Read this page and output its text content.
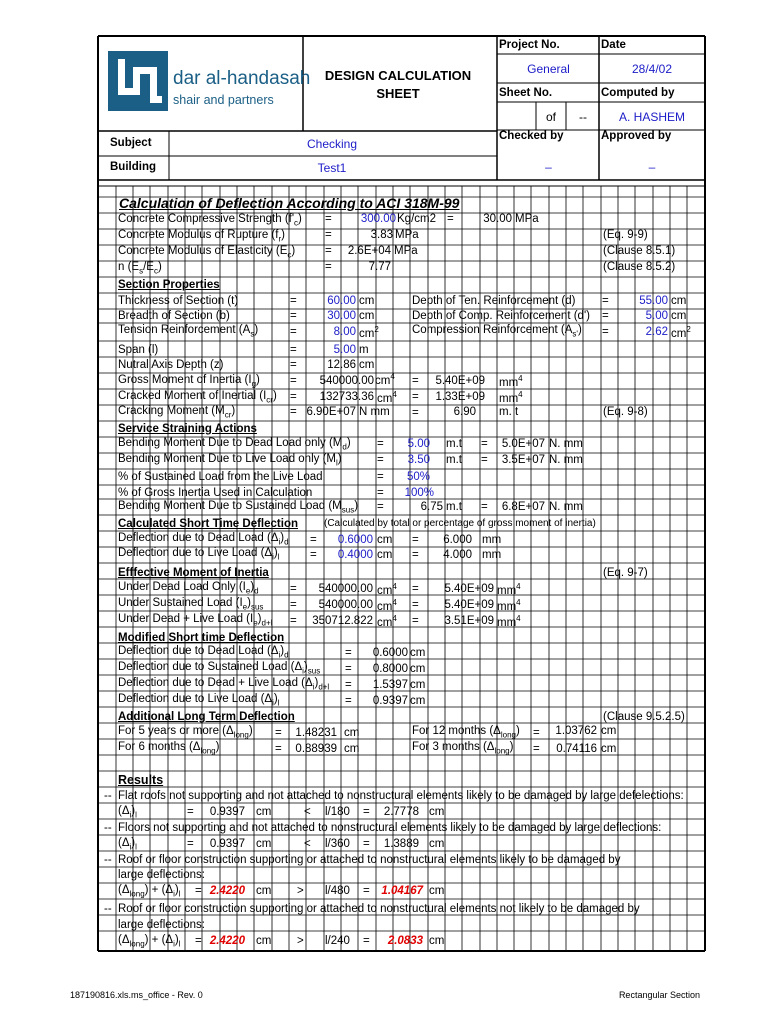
dar al-handasah
shair and partners
DESIGN CALCULATION
SHEET
Project No.	Date
General	28/4/02
Sheet No.	Computed by
of	--	A. HASHEM
Checked by	Approved by
–	–
Subject	Checking
Building	Test1
Calculation of Deflection According to ACI 318M-99
Concrete Compressive Strength $(f'_c)$ =	300.00 Kg/cm2 =	30.00 MPa
Concrete Modulus of Rupture $(f_r)$	=	3.83 MPa	(Eq. 9-9)
Concrete Modulus of Elasticity $(E_c)$	=	2.6E+04 MPa	(Clause 8.5.1)
n $(E_s/E_c)$	=	7.77	(Clause 8.5.2)
Section Properties
Thickness of Section (t)	=	60.00 cm	Depth of Ten. Reinforcement (d) =	55.00 cm
Breadth of Section (b)	=	30.00 cm	Depth of Comp. Reinforcement (d') =	5.00 cm
Tension Reinforcement $(A_s)$	=	8.00 $cm^2$	Compression Reinforcement $(A_{s'})$ =	2.62 $cm^2$
Span (l)	=	5.00 m
Nutral Axis Depth (z)	=	12.86 cm
Gross Moment of Inertia $(I_g)$	=	540000.00 $cm^4$ =	5.40E+09 $mm^4$
Cracked Moment of Inertial $(I_{cr})$ =	132733.36 $cm^4$ =	1.33E+09 $mm^4$
Cracking Moment $(M_{cr})$	= 6.90E+07 N mm =	6.90 m. t	(Eq. 9-8)
Service Straining Actions
Bending Moment Due to Dead Load only $(M_d)$ =	5.00 m.t =	5.0E+07 N. mm
Bending Moment Due to Live Load only $(M_l)$	=	3.50 m.t =	3.5E+07 N. mm
% of Sustained Load from the Live Load	=	50%
% of Gross Inertia Used in Calculation	=	100%
Bending Moment Due to Sustained Load $(M_{sus})$ =	6.75 m.t =	6.8E+07 N. mm
Calculated Short Time Deflection	(Calculated by total or percentage of gross moment of inertia)
Deflection due to Dead Load $(\Delta_i)_d$ =	0.6000 cm =	6.000 mm
Deflection due to Live Load $(\Delta_i)_l$	=	0.4000 cm =	4.000 mm
Efffective Moment of Inertia	(Eq. 9-7)
Under Dead Load Only $(I_e)_d$	=	540000.00 $cm^4$ =	5.40E+09 $mm^4$
Under Sustained Load $(I_e)_{sus}$ =	540000.00 $cm^4$ =	5.40E+09 $mm^4$
Under Dead + Live Load $(I_e)_{d+l}$ =	350712.822 $cm^4$ =	3.51E+09 $mm^4$
Modified Short time Deflection
Deflection due to Dead Load $(\Delta_i)_d$	=	0.6000 cm
Deflection due to Sustained Load $(\Delta_i)_{sus}$ =	0.8000 cm
Deflection due to Dead + Live Load $(\Delta_i)_{d+l}$ =	1.5397 cm
Deflection due to Live Load $(\Delta_i)_l$	=	0.9397 cm
Additional Long Term Deflection	(Clause 9.5.2.5)
For 5 years or more $(\Delta_{long})$ =	1.48231 cm	For 12 months $(\Delta_{long})$ =	1.03762 cm
For 6 months $(\Delta_{long})$	=	0.88939 cm	For 3 months $(\Delta_{long})$ =	0.74116 cm
Results
-- Flat roofs not supporting and not attached to nonstructural elements likely to be damaged by large defelections:
$(\Delta_i)_l$	=	0.9397 cm	< l/180 =	2.7778 cm
-- Floors not supporting and not attached to nonstructural elements likely to be damaged by large deflections:
$(\Delta_i)_l$	=	0.9397 cm	< l/360 =	1.3889 cm
-- Roof or floor construction supporting or attached to nonstructural elements likely to be damaged by
large deflections:
$(\Delta_{long}) + (\Delta_i)_l = 2.4220$ cm > l/480 =	1.04167 cm
-- Roof or floor construction supporting or attached to nonstructural elements not likely to be damaged by
large deflections:
$(\Delta_{long}) + (\Delta_i)_l = 2.4220$ cm > l/240 =	2.0833 cm
187190816.xls.ms_office - Rev. 0	Rectangular Section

» EXERCISE BRIEF:
Copy all the entries word for word. Omit any pictures.

» RESULT:
Read this page and output its text content.
dar al-handasah
shair and partners
DESIGN CALCULATION
SHEET
Project No.	Date
General	28/4/02
Sheet No.	Computed by
of	--	A. HASHEM
Checked by	Approved by
–	–
Subject	Checking
Building	Test1
Calculation of Deflection According to ACI 318M-99
Concrete Compressive Strength $(f'_c)$ =	300.00 Kg/cm2 =	30.00 MPa
Concrete Modulus of Rupture $(f_r)$	=	3.83 MPa	(Eq. 9-9)
Concrete Modulus of Elasticity $(E_c)$	=	2.6E+04 MPa	(Clause 8.5.1)
n $(E_s/E_c)$	=	7.77	(Clause 8.5.2)
Section Properties
Thickness of Section (t)	=	60.00 cm	Depth of Ten. Reinforcement (d) =	55.00 cm
Breadth of Section (b)	=	30.00 cm	Depth of Comp. Reinforcement (d') =	5.00 cm
Tension Reinforcement $(A_s)$	=	8.00 $cm^2$	Compression Reinforcement $(A_{s'})$ =	2.62 $cm^2$
Span (l)	=	5.00 m
Nutral Axis Depth (z)	=	12.86 cm
Gross Moment of Inertia $(I_g)$	=	540000.00 $cm^4$ =	5.40E+09 $mm^4$
Cracked Moment of Inertial $(I_{cr})$ =	132733.36 $cm^4$ =	1.33E+09 $mm^4$
Cracking Moment $(M_{cr})$	= 6.90E+07 N mm =	6.90 m. t	(Eq. 9-8)
Service Straining Actions
Bending Moment Due to Dead Load only $(M_d)$ =	5.00 m.t =	5.0E+07 N. mm
Bending Moment Due to Live Load only $(M_l)$	=	3.50 m.t =	3.5E+07 N. mm
% of Sustained Load from the Live Load	=	50%
% of Gross Inertia Used in Calculation	=	100%
Bending Moment Due to Sustained Load $(M_{sus})$ =	6.75 m.t =	6.8E+07 N. mm
Calculated Short Time Deflection	(Calculated by total or percentage of gross moment of inertia)
Deflection due to Dead Load $(\Delta_i)_d$ =	0.6000 cm =	6.000 mm
Deflection due to Live Load $(\Delta_i)_l$	=	0.4000 cm =	4.000 mm
Efffective Moment of Inertia	(Eq. 9-7)
Under Dead Load Only $(I_e)_d$	=	540000.00 $cm^4$ =	5.40E+09 $mm^4$
Under Sustained Load $(I_e)_{sus}$ =	540000.00 $cm^4$ =	5.40E+09 $mm^4$
Under Dead + Live Load $(I_e)_{d+l}$ =	350712.822 $cm^4$ =	3.51E+09 $mm^4$
Modified Short time Deflection
Deflection due to Dead Load $(\Delta_i)_d$	=	0.6000 cm
Deflection due to Sustained Load $(\Delta_i)_{sus}$ =	0.8000 cm
Deflection due to Dead + Live Load $(\Delta_i)_{d+l}$ =	1.5397 cm
Deflection due to Live Load $(\Delta_i)_l$	=	0.9397 cm
Additional Long Term Deflection	(Clause 9.5.2.5)
For 5 years or more $(\Delta_{long})$ =	1.48231 cm	For 12 months $(\Delta_{long})$ =	1.03762 cm
For 6 months $(\Delta_{long})$	=	0.88939 cm	For 3 months $(\Delta_{long})$ =	0.74116 cm
Results
-- Flat roofs not supporting and not attached to nonstructural elements likely to be damaged by large defelections:
$(\Delta_i)_l$	=	0.9397 cm	< l/180 =	2.7778 cm
-- Floors not supporting and not attached to nonstructural elements likely to be damaged by large deflections:
$(\Delta_i)_l$	=	0.9397 cm	< l/360 =	1.3889 cm
-- Roof or floor construction supporting or attached to nonstructural elements likely to be damaged by
large deflections:
$(\Delta_{long}) + (\Delta_i)_l = 2.4220$ cm > l/480 =	1.04167 cm
-- Roof or floor construction supporting or attached to nonstructural elements not likely to be damaged by
large deflections:
$(\Delta_{long}) + (\Delta_i)_l = 2.4220$ cm > l/240 =	2.0833 cm
187190816.xls.ms_office - Rev. 0	Rectangular Section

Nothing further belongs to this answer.